GIVEN INSTRUCTION: Search the records for "this". Copy every line where it appears.

ENTRIES:
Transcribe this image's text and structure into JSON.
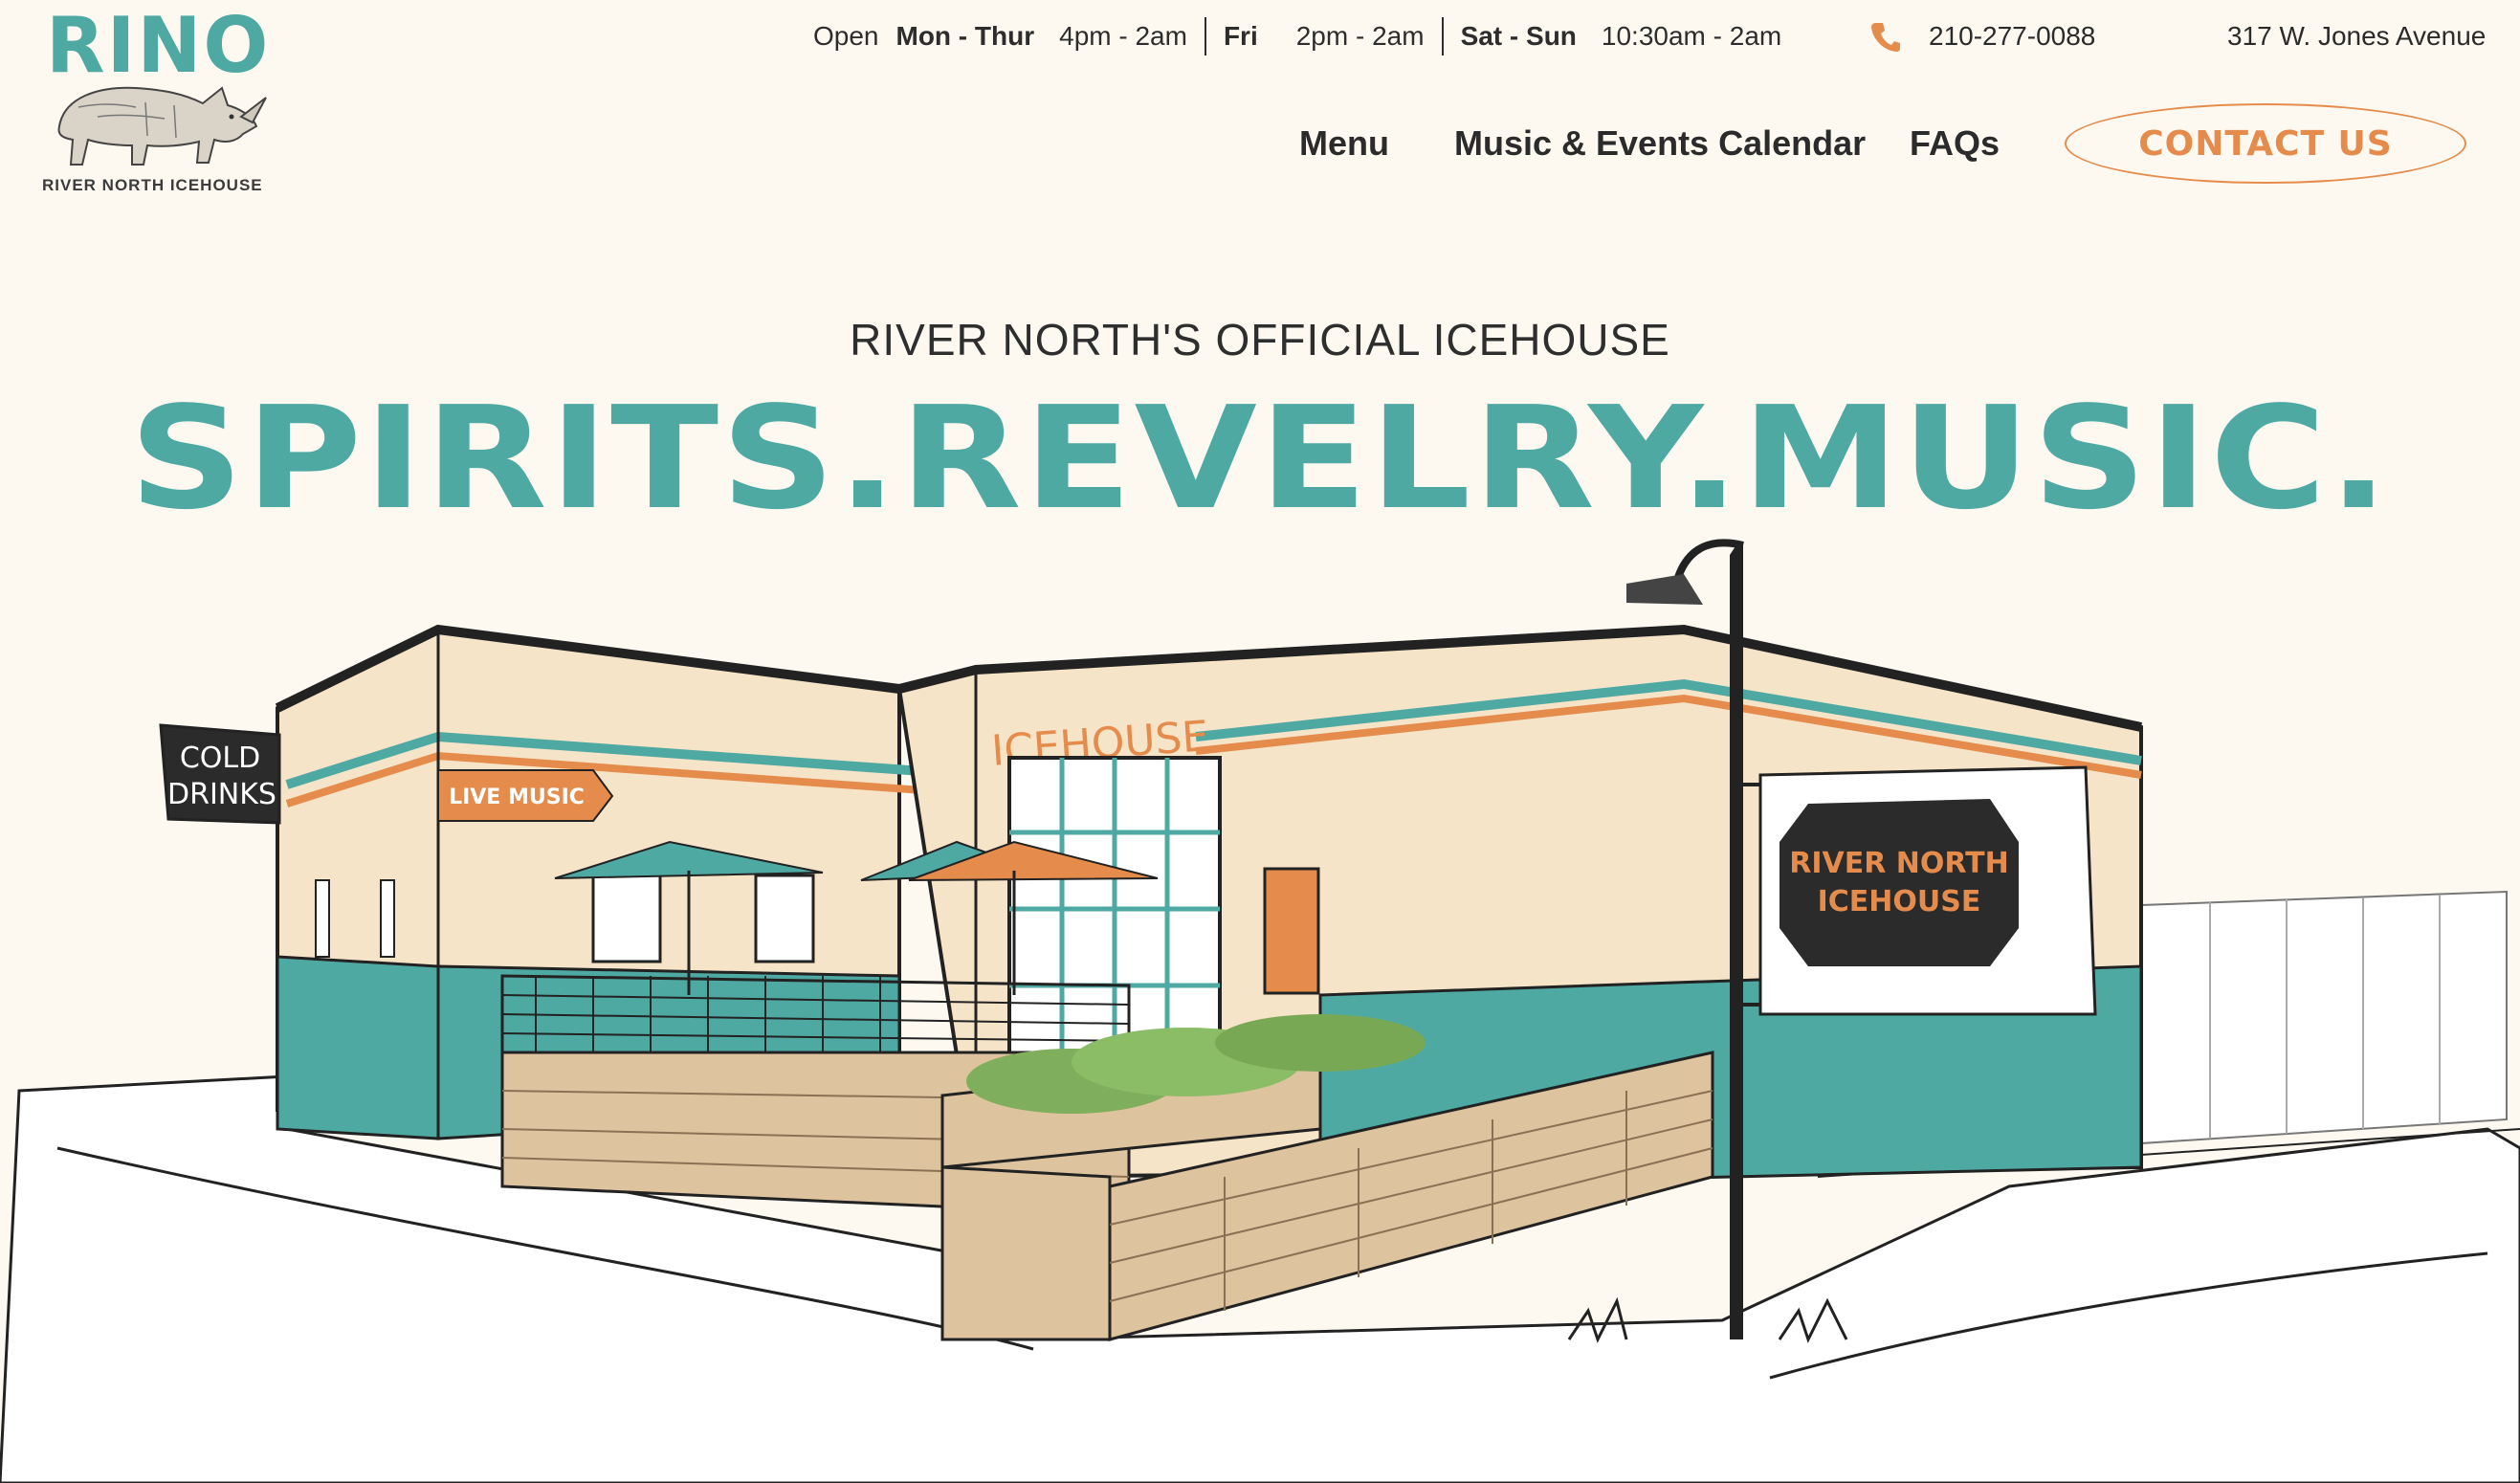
{
  "brand": {
    "name": "RINO",
    "subtitle": "RIVER NORTH ICEHOUSE"
  },
  "hours": {
    "open_label": "Open",
    "entries": [
      {
        "days": "Mon - Thur",
        "time": "4pm - 2am"
      },
      {
        "days": "Fri",
        "time": "2pm - 2am"
      },
      {
        "days": "Sat - Sun",
        "time": "10:30am - 2am"
      }
    ]
  },
  "contact": {
    "phone": "210-277-0088",
    "address": "317 W. Jones Avenue"
  },
  "nav": {
    "menu": "Menu",
    "music": "Music & Events Calendar",
    "faqs": "FAQs",
    "contact": "CONTACT US"
  },
  "hero": {
    "tagline": "RIVER NORTH'S OFFICIAL ICEHOUSE",
    "headline": "SPIRITS.REVELRY.MUSIC."
  },
  "illustration": {
    "sign_cold_line1": "COLD",
    "sign_cold_line2": "DRINKS",
    "sign_live_music": "LIVE MUSIC",
    "sign_icehouse": "ICEHOUSE",
    "sign_rn_line1": "RIVER NORTH",
    "sign_rn_line2": "ICEHOUSE"
  },
  "colors": {
    "teal": "#4fa9a3",
    "orange": "#e58c4c",
    "background": "#fdf9f1",
    "dark": "#2b2b2b"
  }
}
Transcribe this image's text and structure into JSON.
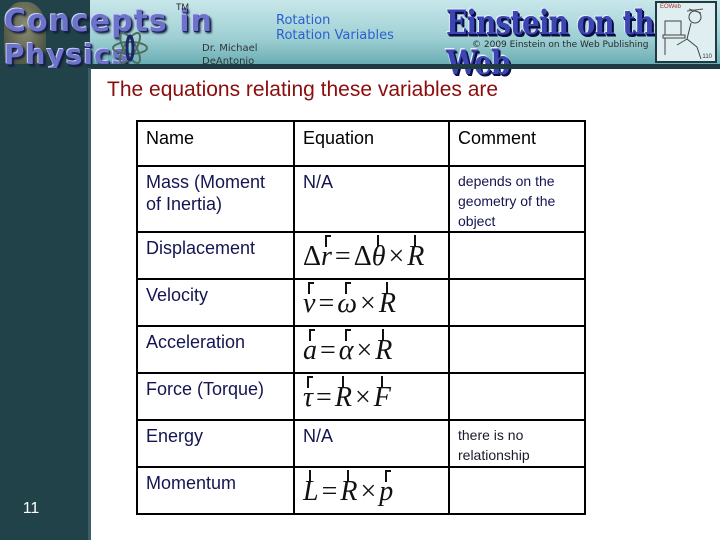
{
  "header": {
    "logo_line1": "Concepts in",
    "logo_line2": "Physics",
    "trademark": "TM",
    "author_line1": "Dr. Michael",
    "author_line2": "DeAntonio",
    "topic_line1": "Rotation",
    "topic_line2": "Rotation Variables",
    "publisher_title": "Einstein on the Web",
    "publisher_copyright": "© 2009 Einstein on the Web Publishing",
    "cartoon_tag": "EOWeb",
    "cartoon_label": "110"
  },
  "slide": {
    "title": "The equations relating these variables are",
    "number": "11"
  },
  "table": {
    "headers": {
      "name": "Name",
      "equation": "Equation",
      "comment": "Comment"
    },
    "rows": [
      {
        "name": "Mass (Moment of Inertia)",
        "equation_text": "N/A",
        "comment": "depends on the geometry of the object"
      },
      {
        "name": "Displacement",
        "equation": [
          "Δ",
          "r",
          "=",
          "Δ",
          "θ",
          "×",
          "R"
        ],
        "comment": ""
      },
      {
        "name": "Velocity",
        "equation": [
          "v",
          "=",
          "ω",
          "×",
          "R"
        ],
        "comment": ""
      },
      {
        "name": "Acceleration",
        "equation": [
          "a",
          "=",
          "α",
          "×",
          "R"
        ],
        "comment": ""
      },
      {
        "name": "Force (Torque)",
        "equation": [
          "τ",
          "=",
          "R",
          "×",
          "F"
        ],
        "comment": ""
      },
      {
        "name": "Energy",
        "equation_text": "N/A",
        "comment": "there is no relationship"
      },
      {
        "name": "Momentum",
        "equation": [
          "L",
          "=",
          "R",
          "×",
          "p"
        ],
        "comment": ""
      }
    ]
  },
  "colors": {
    "sidebar": "#214249",
    "title": "#8b0d0d",
    "table_text": "#131551",
    "topic": "#2a5fd0"
  }
}
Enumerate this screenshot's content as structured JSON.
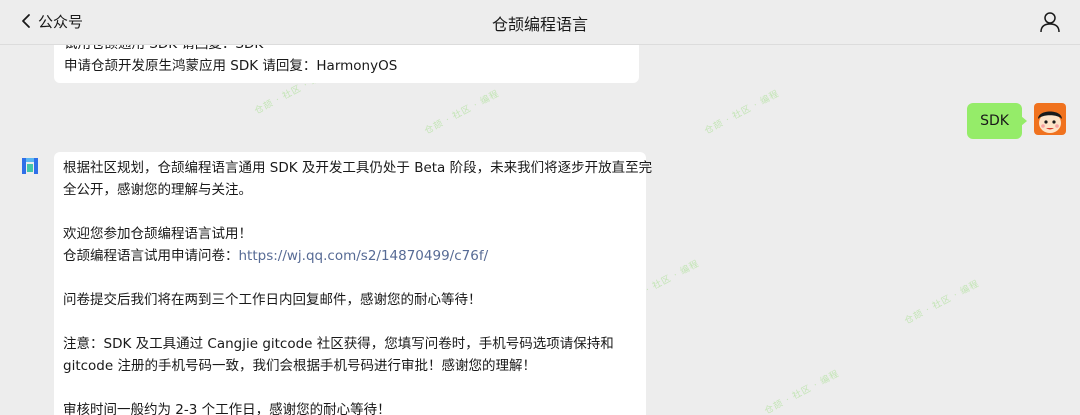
{
  "header": {
    "back_label": "公众号",
    "title": "仓颉编程语言",
    "back_icon": "chevron-left-icon",
    "profile_icon": "person-icon"
  },
  "messages": {
    "previous_lines": [
      "试用仓颉通用 SDK 请回复：SDK",
      "申请仓颉开发原生鸿蒙应用 SDK 请回复：HarmonyOS"
    ],
    "user_reply": "SDK",
    "bot_reply": {
      "line1": "根据社区规划，仓颉编程语言通用 SDK 及开发工具仍处于 Beta 阶段，未来我们将逐步开放直至完",
      "line2": "全公开，感谢您的理解与关注。",
      "welcome": "欢迎您参加仓颉编程语言试用！",
      "apply_prefix": "仓颉编程语言试用申请问卷：",
      "apply_link": "https://wj.qq.com/s2/14870499/c76f/",
      "reply_notice": "问卷提交后我们将在两到三个工作日内回复邮件，感谢您的耐心等待！",
      "note_line1": "注意：SDK 及工具通过 Cangjie gitcode 社区获得，您填写问卷时，手机号码选项请保持和",
      "note_line2": "gitcode 注册的手机号码一致，我们会根据手机号码进行审批！感谢您的理解！",
      "review_time": "审核时间一般约为 2-3 个工作日，感谢您的耐心等待！"
    }
  },
  "colors": {
    "background": "#ededed",
    "bubble_incoming": "#ffffff",
    "bubble_outgoing": "#95ec69",
    "link": "#576b95"
  }
}
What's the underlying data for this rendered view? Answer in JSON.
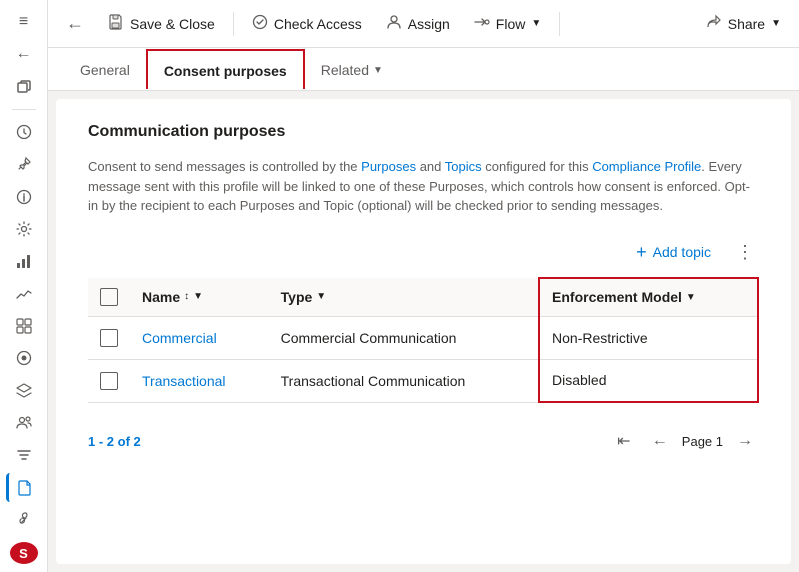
{
  "sidebar": {
    "icons": [
      {
        "name": "menu-icon",
        "symbol": "≡"
      },
      {
        "name": "back-icon",
        "symbol": "←"
      },
      {
        "name": "restore-icon",
        "symbol": "⧉"
      },
      {
        "name": "clock-icon",
        "symbol": "🕐"
      },
      {
        "name": "pin-icon",
        "symbol": "📌"
      },
      {
        "name": "info-icon",
        "symbol": "ℹ"
      },
      {
        "name": "gear-icon",
        "symbol": "⚙"
      },
      {
        "name": "chart-icon",
        "symbol": "📊"
      },
      {
        "name": "trend-icon",
        "symbol": "📈"
      },
      {
        "name": "grid-icon",
        "symbol": "⊞"
      },
      {
        "name": "toggle-icon",
        "symbol": "⊙"
      },
      {
        "name": "layers-icon",
        "symbol": "⧉"
      },
      {
        "name": "people-icon",
        "symbol": "👥"
      },
      {
        "name": "settings2-icon",
        "symbol": "⚙"
      },
      {
        "name": "document-icon",
        "symbol": "📄"
      },
      {
        "name": "link-icon",
        "symbol": "🔗"
      },
      {
        "name": "user-icon",
        "symbol": "S",
        "is_avatar": true
      }
    ]
  },
  "toolbar": {
    "save_close_label": "Save & Close",
    "check_access_label": "Check Access",
    "assign_label": "Assign",
    "flow_label": "Flow",
    "share_label": "Share",
    "save_icon": "💾",
    "check_icon": "👁",
    "assign_icon": "👤",
    "flow_icon": "➤",
    "share_icon": "↗"
  },
  "tabs": [
    {
      "label": "General",
      "active": false
    },
    {
      "label": "Consent purposes",
      "active": true
    },
    {
      "label": "Related",
      "active": false,
      "has_dropdown": true
    }
  ],
  "content": {
    "section_title": "Communication purposes",
    "info_text": "Consent to send messages is controlled by the Purposes and Topics configured for this Compliance Profile. Every message sent with this profile will be linked to one of these Purposes, which controls how consent is enforced. Opt-in by the recipient to each Purposes and Topic (optional) will be checked prior to sending messages.",
    "add_topic_label": "Add topic",
    "table": {
      "columns": [
        {
          "label": "",
          "key": "select"
        },
        {
          "label": "Name",
          "key": "name",
          "sortable": true
        },
        {
          "label": "Type",
          "key": "type",
          "sortable": true
        },
        {
          "label": "Enforcement Model",
          "key": "enforcement",
          "sortable": true,
          "highlighted": true
        }
      ],
      "rows": [
        {
          "name": "Commercial",
          "type": "Commercial Communication",
          "enforcement": "Non-Restrictive"
        },
        {
          "name": "Transactional",
          "type": "Transactional Communication",
          "enforcement": "Disabled"
        }
      ]
    },
    "pagination": {
      "summary": "1 - 2 of 2",
      "page_label": "Page 1"
    }
  }
}
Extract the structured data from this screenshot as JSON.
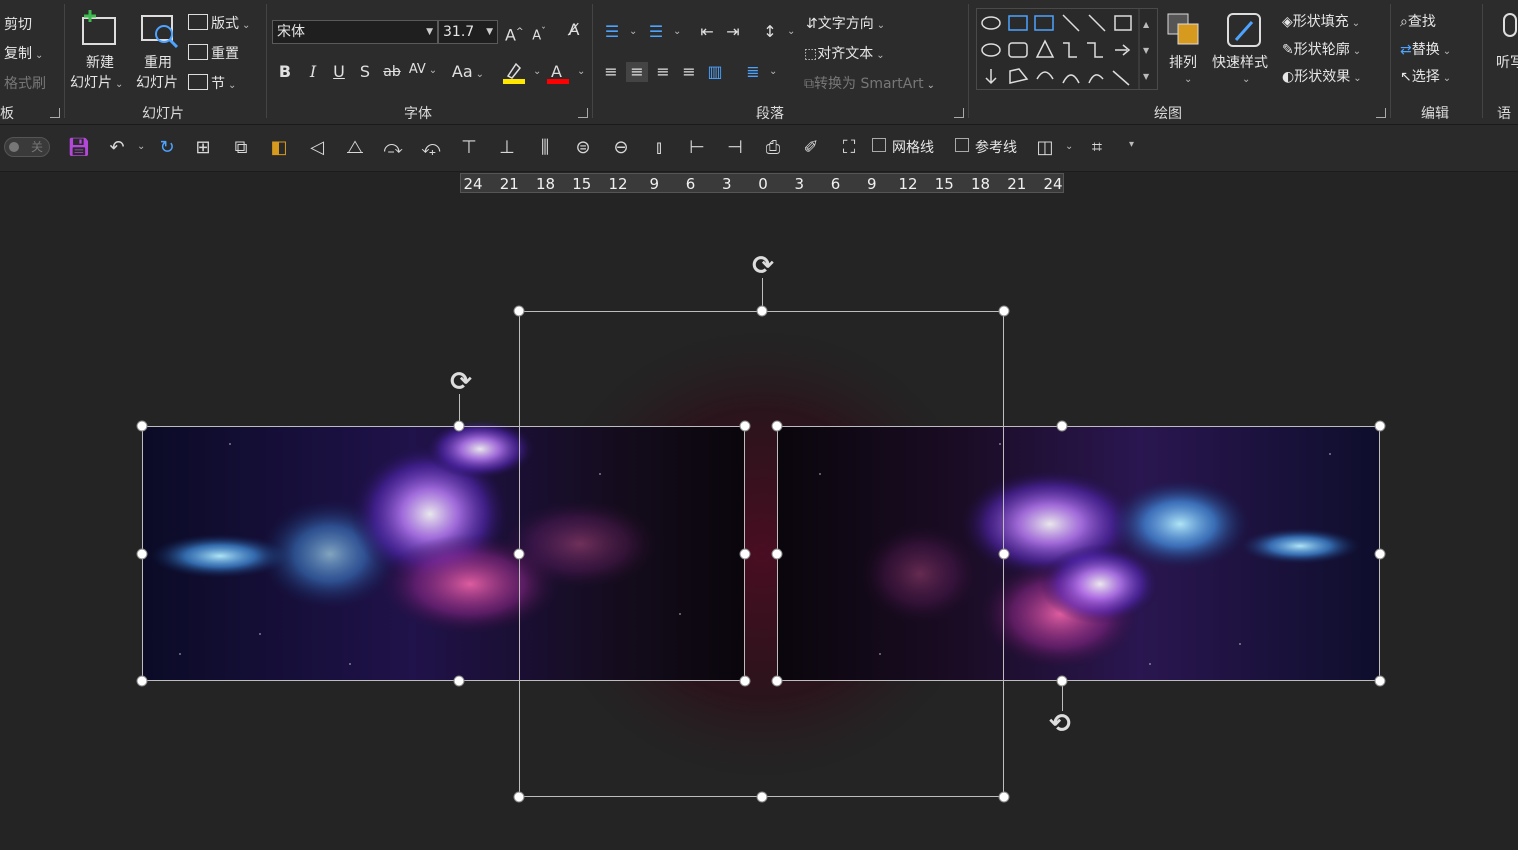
{
  "clipboard": {
    "cut": "剪切",
    "copy": "复制",
    "format_painter": "格式刷",
    "partial_label": "板"
  },
  "slides": {
    "new_line1": "新建",
    "new_line2": "幻灯片",
    "reuse_line1": "重用",
    "reuse_line2": "幻灯片",
    "layout": "版式",
    "reset": "重置",
    "section": "节",
    "group_label": "幻灯片"
  },
  "font": {
    "font_name": "宋体",
    "font_size": "31.7",
    "bold": "B",
    "italic": "I",
    "underline": "U",
    "shadow": "S",
    "strike": "ab",
    "spacing": "AV",
    "case": "Aa",
    "grow": "A",
    "shrink": "A",
    "group_label": "字体",
    "highlight_color": "#ffe800",
    "font_color": "#ff0000"
  },
  "paragraph": {
    "text_direction": "文字方向",
    "align_text": "对齐文本",
    "smartart": "转换为 SmartArt",
    "group_label": "段落"
  },
  "drawing": {
    "arrange": "排列",
    "quick_styles": "快速样式",
    "shape_fill": "形状填充",
    "shape_outline": "形状轮廓",
    "shape_effects": "形状效果",
    "group_label": "绘图"
  },
  "editing": {
    "find": "查找",
    "replace": "替换",
    "select": "选择",
    "group_label": "编辑"
  },
  "voice": {
    "dictate": "听写",
    "group_label": "语音"
  },
  "toolbar": {
    "toggle_off": "关",
    "gridlines": "网格线",
    "guides": "参考线"
  },
  "ruler": {
    "ticks": [
      "24",
      "21",
      "18",
      "15",
      "12",
      "9",
      "6",
      "3",
      "0",
      "3",
      "6",
      "9",
      "12",
      "15",
      "18",
      "21",
      "24"
    ]
  },
  "colors": {
    "ribbon_bg": "#2c2c2c",
    "canvas_bg": "#242424",
    "accent_purple": "#b347d9"
  }
}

EXERCISE SOLUTION:
Transcribe this image's text and structure into JSON.
Transcribe this image's text and structure into JSON.
Enumerate this screenshot's content as structured JSON.
What's the underlying data for this rendered view? Answer in JSON.
    "info_text": "Consent to send messages is controlled by the Purposes and Topics configured for this Compliance Profile. Every message sent with this profile will be linked to one of these Purposes, which controls how consent is enforced. Opt-in by the recipient to each Purposes and Topic (optional) will be checked prior to sending messages.",
Extract the structured data from this screenshot as JSON.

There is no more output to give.